Begin Input records

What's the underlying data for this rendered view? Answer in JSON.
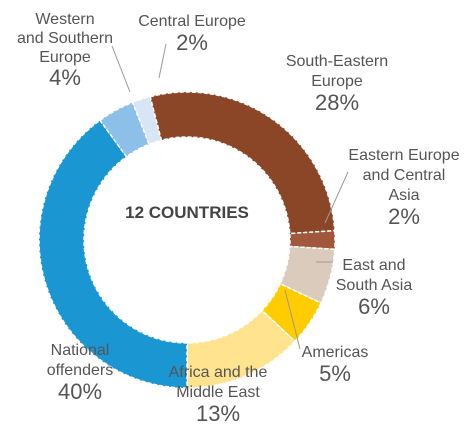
{
  "chart_data": {
    "type": "pie",
    "center_label": "12 COUNTRIES",
    "slices": [
      {
        "name": "Central Europe",
        "name_lines": [
          "Central Europe"
        ],
        "value": 2,
        "value_label": "2%",
        "color": "#d6e6f4"
      },
      {
        "name": "South-Eastern Europe",
        "name_lines": [
          "South-Eastern",
          "Europe"
        ],
        "value": 28,
        "value_label": "28%",
        "color": "#8b4627"
      },
      {
        "name": "Eastern Europe and Central Asia",
        "name_lines": [
          "Eastern Europe",
          "and Central",
          "Asia"
        ],
        "value": 2,
        "value_label": "2%",
        "color": "#a0573b"
      },
      {
        "name": "East and South Asia",
        "name_lines": [
          "East and",
          "South Asia"
        ],
        "value": 6,
        "value_label": "6%",
        "color": "#dacbbd"
      },
      {
        "name": "Americas",
        "name_lines": [
          "Americas"
        ],
        "value": 5,
        "value_label": "5%",
        "color": "#ffcc00"
      },
      {
        "name": "Africa and the Middle East",
        "name_lines": [
          "Africa and the",
          "Middle East"
        ],
        "value": 13,
        "value_label": "13%",
        "color": "#ffe38f"
      },
      {
        "name": "National offenders",
        "name_lines": [
          "National",
          "offenders"
        ],
        "value": 40,
        "value_label": "40%",
        "color": "#1a96d3"
      },
      {
        "name": "Western and Southern Europe",
        "name_lines": [
          "Western",
          "and Southern",
          "Europe"
        ],
        "value": 4,
        "value_label": "4%",
        "color": "#8cc0e8"
      }
    ]
  }
}
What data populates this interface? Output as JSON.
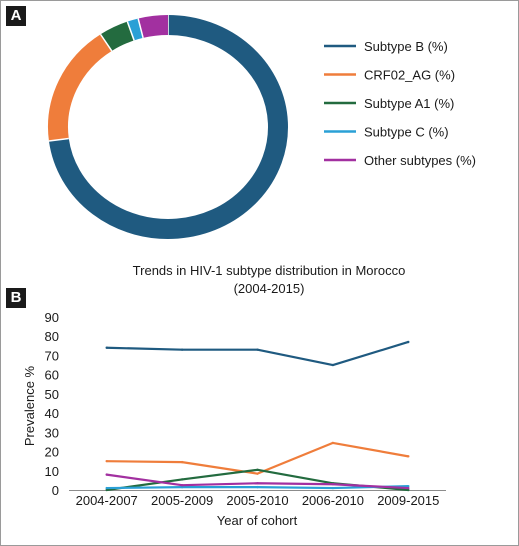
{
  "panels": {
    "a_label": "A",
    "b_label": "B"
  },
  "chart_data": [
    {
      "type": "pie",
      "variant": "donut",
      "categories": [
        "Subtype B (%)",
        "CRF02_AG (%)",
        "Subtype A1 (%)",
        "Subtype C (%)",
        "Other subtypes (%)"
      ],
      "values": [
        73,
        17.5,
        4,
        1.5,
        4
      ],
      "colors": [
        "#1f5a80",
        "#ef7d3b",
        "#236b3f",
        "#2aa0d6",
        "#a230a0"
      ],
      "legend": "right"
    },
    {
      "type": "line",
      "title_lines": [
        "Trends in HIV-1 subtype distribution in Morocco",
        "(2004-2015)"
      ],
      "xlabel": "Year of cohort",
      "ylabel": "Prevalence %",
      "categories": [
        "2004-2007",
        "2005-2009",
        "2005-2010",
        "2006-2010",
        "2009-2015"
      ],
      "ylim": [
        0,
        90
      ],
      "yticks": [
        0,
        10,
        20,
        30,
        40,
        50,
        60,
        70,
        80,
        90
      ],
      "grid": false,
      "series": [
        {
          "name": "Subtype B (%)",
          "color": "#1f5a80",
          "values": [
            74,
            73,
            73,
            65,
            77
          ]
        },
        {
          "name": "CRF02_AG (%)",
          "color": "#ef7d3b",
          "values": [
            15,
            14.5,
            8.5,
            24.5,
            17.5
          ]
        },
        {
          "name": "Subtype A1 (%)",
          "color": "#236b3f",
          "values": [
            0,
            5.5,
            10.5,
            3.5,
            0
          ]
        },
        {
          "name": "Subtype C (%)",
          "color": "#2aa0d6",
          "values": [
            1,
            1.5,
            1.5,
            1,
            2
          ]
        },
        {
          "name": "Other subtypes (%)",
          "color": "#a230a0",
          "values": [
            8,
            2.5,
            3.5,
            3,
            1
          ]
        }
      ]
    }
  ]
}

End Input records

Short task
Every line above should be returned exactly; the pictures stay out.

Solution to this task
What's the underlying data for this rendered view? Answer in JSON.
{
  "chart_data": {
    "type": "pie",
    "center_label": "12 COUNTRIES",
    "slices": [
      {
        "name": "Central Europe",
        "name_lines": [
          "Central Europe"
        ],
        "value": 2,
        "value_label": "2%",
        "color": "#d6e6f4"
      },
      {
        "name": "South-Eastern Europe",
        "name_lines": [
          "South-Eastern",
          "Europe"
        ],
        "value": 28,
        "value_label": "28%",
        "color": "#8b4627"
      },
      {
        "name": "Eastern Europe and Central Asia",
        "name_lines": [
          "Eastern Europe",
          "and Central",
          "Asia"
        ],
        "value": 2,
        "value_label": "2%",
        "color": "#a0573b"
      },
      {
        "name": "East and South Asia",
        "name_lines": [
          "East and",
          "South Asia"
        ],
        "value": 6,
        "value_label": "6%",
        "color": "#dacbbd"
      },
      {
        "name": "Americas",
        "name_lines": [
          "Americas"
        ],
        "value": 5,
        "value_label": "5%",
        "color": "#ffcc00"
      },
      {
        "name": "Africa and the Middle East",
        "name_lines": [
          "Africa and the",
          "Middle East"
        ],
        "value": 13,
        "value_label": "13%",
        "color": "#ffe38f"
      },
      {
        "name": "National offenders",
        "name_lines": [
          "National",
          "offenders"
        ],
        "value": 40,
        "value_label": "40%",
        "color": "#1a96d3"
      },
      {
        "name": "Western and Southern Europe",
        "name_lines": [
          "Western",
          "and Southern",
          "Europe"
        ],
        "value": 4,
        "value_label": "4%",
        "color": "#8cc0e8"
      }
    ]
  }
}
What data populates this interface? Output as JSON.
{
  "panels": {
    "a_label": "A",
    "b_label": "B"
  },
  "chart_data": [
    {
      "type": "pie",
      "variant": "donut",
      "categories": [
        "Subtype B (%)",
        "CRF02_AG (%)",
        "Subtype A1 (%)",
        "Subtype C (%)",
        "Other subtypes (%)"
      ],
      "values": [
        73,
        17.5,
        4,
        1.5,
        4
      ],
      "colors": [
        "#1f5a80",
        "#ef7d3b",
        "#236b3f",
        "#2aa0d6",
        "#a230a0"
      ],
      "legend": "right"
    },
    {
      "type": "line",
      "title_lines": [
        "Trends in HIV-1 subtype distribution in Morocco",
        "(2004-2015)"
      ],
      "xlabel": "Year of cohort",
      "ylabel": "Prevalence %",
      "categories": [
        "2004-2007",
        "2005-2009",
        "2005-2010",
        "2006-2010",
        "2009-2015"
      ],
      "ylim": [
        0,
        90
      ],
      "yticks": [
        0,
        10,
        20,
        30,
        40,
        50,
        60,
        70,
        80,
        90
      ],
      "grid": false,
      "series": [
        {
          "name": "Subtype B (%)",
          "color": "#1f5a80",
          "values": [
            74,
            73,
            73,
            65,
            77
          ]
        },
        {
          "name": "CRF02_AG (%)",
          "color": "#ef7d3b",
          "values": [
            15,
            14.5,
            8.5,
            24.5,
            17.5
          ]
        },
        {
          "name": "Subtype A1 (%)",
          "color": "#236b3f",
          "values": [
            0,
            5.5,
            10.5,
            3.5,
            0
          ]
        },
        {
          "name": "Subtype C (%)",
          "color": "#2aa0d6",
          "values": [
            1,
            1.5,
            1.5,
            1,
            2
          ]
        },
        {
          "name": "Other subtypes (%)",
          "color": "#a230a0",
          "values": [
            8,
            2.5,
            3.5,
            3,
            1
          ]
        }
      ]
    }
  ]
}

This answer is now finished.